Dataset rows:

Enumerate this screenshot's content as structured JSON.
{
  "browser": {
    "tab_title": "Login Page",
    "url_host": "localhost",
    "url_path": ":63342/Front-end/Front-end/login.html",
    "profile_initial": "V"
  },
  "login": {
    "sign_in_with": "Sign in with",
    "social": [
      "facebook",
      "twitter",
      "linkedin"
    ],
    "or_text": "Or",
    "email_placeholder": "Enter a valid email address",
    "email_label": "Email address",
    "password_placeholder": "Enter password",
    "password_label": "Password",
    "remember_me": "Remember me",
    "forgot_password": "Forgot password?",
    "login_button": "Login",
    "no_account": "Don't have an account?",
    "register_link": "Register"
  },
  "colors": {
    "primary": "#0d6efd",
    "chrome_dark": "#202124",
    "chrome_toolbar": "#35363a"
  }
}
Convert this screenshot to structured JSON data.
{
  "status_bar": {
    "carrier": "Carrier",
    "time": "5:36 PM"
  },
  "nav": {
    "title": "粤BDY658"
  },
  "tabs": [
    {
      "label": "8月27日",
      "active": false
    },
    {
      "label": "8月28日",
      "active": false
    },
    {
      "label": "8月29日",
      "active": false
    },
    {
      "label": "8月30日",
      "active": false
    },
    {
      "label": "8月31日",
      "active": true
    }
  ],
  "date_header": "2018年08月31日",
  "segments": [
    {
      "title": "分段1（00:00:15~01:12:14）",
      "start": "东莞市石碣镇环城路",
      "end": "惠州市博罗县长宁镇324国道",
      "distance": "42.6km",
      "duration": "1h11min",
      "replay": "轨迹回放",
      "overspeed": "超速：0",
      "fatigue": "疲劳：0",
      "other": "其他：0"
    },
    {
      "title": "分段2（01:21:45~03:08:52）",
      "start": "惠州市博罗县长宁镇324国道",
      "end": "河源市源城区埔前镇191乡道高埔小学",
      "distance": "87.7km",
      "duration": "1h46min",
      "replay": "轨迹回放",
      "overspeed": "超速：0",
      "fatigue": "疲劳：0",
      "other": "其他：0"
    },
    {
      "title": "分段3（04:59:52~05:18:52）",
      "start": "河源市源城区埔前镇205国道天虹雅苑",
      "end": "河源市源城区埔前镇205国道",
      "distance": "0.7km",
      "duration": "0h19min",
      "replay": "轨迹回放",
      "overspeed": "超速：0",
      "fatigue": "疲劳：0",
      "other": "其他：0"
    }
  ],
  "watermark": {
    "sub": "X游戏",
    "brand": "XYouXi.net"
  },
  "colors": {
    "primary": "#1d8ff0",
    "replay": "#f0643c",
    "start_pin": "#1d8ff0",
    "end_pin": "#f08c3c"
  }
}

Prompt: Write out the whole listing again, exactly as it stands.

Written answer:
Enumerate this screenshot's content as structured JSON.
{
  "browser": {
    "tab_title": "Login Page",
    "url_host": "localhost",
    "url_path": ":63342/Front-end/Front-end/login.html",
    "profile_initial": "V"
  },
  "login": {
    "sign_in_with": "Sign in with",
    "social": [
      "facebook",
      "twitter",
      "linkedin"
    ],
    "or_text": "Or",
    "email_placeholder": "Enter a valid email address",
    "email_label": "Email address",
    "password_placeholder": "Enter password",
    "password_label": "Password",
    "remember_me": "Remember me",
    "forgot_password": "Forgot password?",
    "login_button": "Login",
    "no_account": "Don't have an account?",
    "register_link": "Register"
  },
  "colors": {
    "primary": "#0d6efd",
    "chrome_dark": "#202124",
    "chrome_toolbar": "#35363a"
  }
}
Convert this screenshot to structured JSON data.
{
  "status_bar": {
    "carrier": "Carrier",
    "time": "5:36 PM"
  },
  "nav": {
    "title": "粤BDY658"
  },
  "tabs": [
    {
      "label": "8月27日",
      "active": false
    },
    {
      "label": "8月28日",
      "active": false
    },
    {
      "label": "8月29日",
      "active": false
    },
    {
      "label": "8月30日",
      "active": false
    },
    {
      "label": "8月31日",
      "active": true
    }
  ],
  "date_header": "2018年08月31日",
  "segments": [
    {
      "title": "分段1（00:00:15~01:12:14）",
      "start": "东莞市石碣镇环城路",
      "end": "惠州市博罗县长宁镇324国道",
      "distance": "42.6km",
      "duration": "1h11min",
      "replay": "轨迹回放",
      "overspeed": "超速：0",
      "fatigue": "疲劳：0",
      "other": "其他：0"
    },
    {
      "title": "分段2（01:21:45~03:08:52）",
      "start": "惠州市博罗县长宁镇324国道",
      "end": "河源市源城区埔前镇191乡道高埔小学",
      "distance": "87.7km",
      "duration": "1h46min",
      "replay": "轨迹回放",
      "overspeed": "超速：0",
      "fatigue": "疲劳：0",
      "other": "其他：0"
    },
    {
      "title": "分段3（04:59:52~05:18:52）",
      "start": "河源市源城区埔前镇205国道天虹雅苑",
      "end": "河源市源城区埔前镇205国道",
      "distance": "0.7km",
      "duration": "0h19min",
      "replay": "轨迹回放",
      "overspeed": "超速：0",
      "fatigue": "疲劳：0",
      "other": "其他：0"
    }
  ],
  "watermark": {
    "sub": "X游戏",
    "brand": "XYouXi.net"
  },
  "colors": {
    "primary": "#1d8ff0",
    "replay": "#f0643c",
    "start_pin": "#1d8ff0",
    "end_pin": "#f08c3c"
  }
}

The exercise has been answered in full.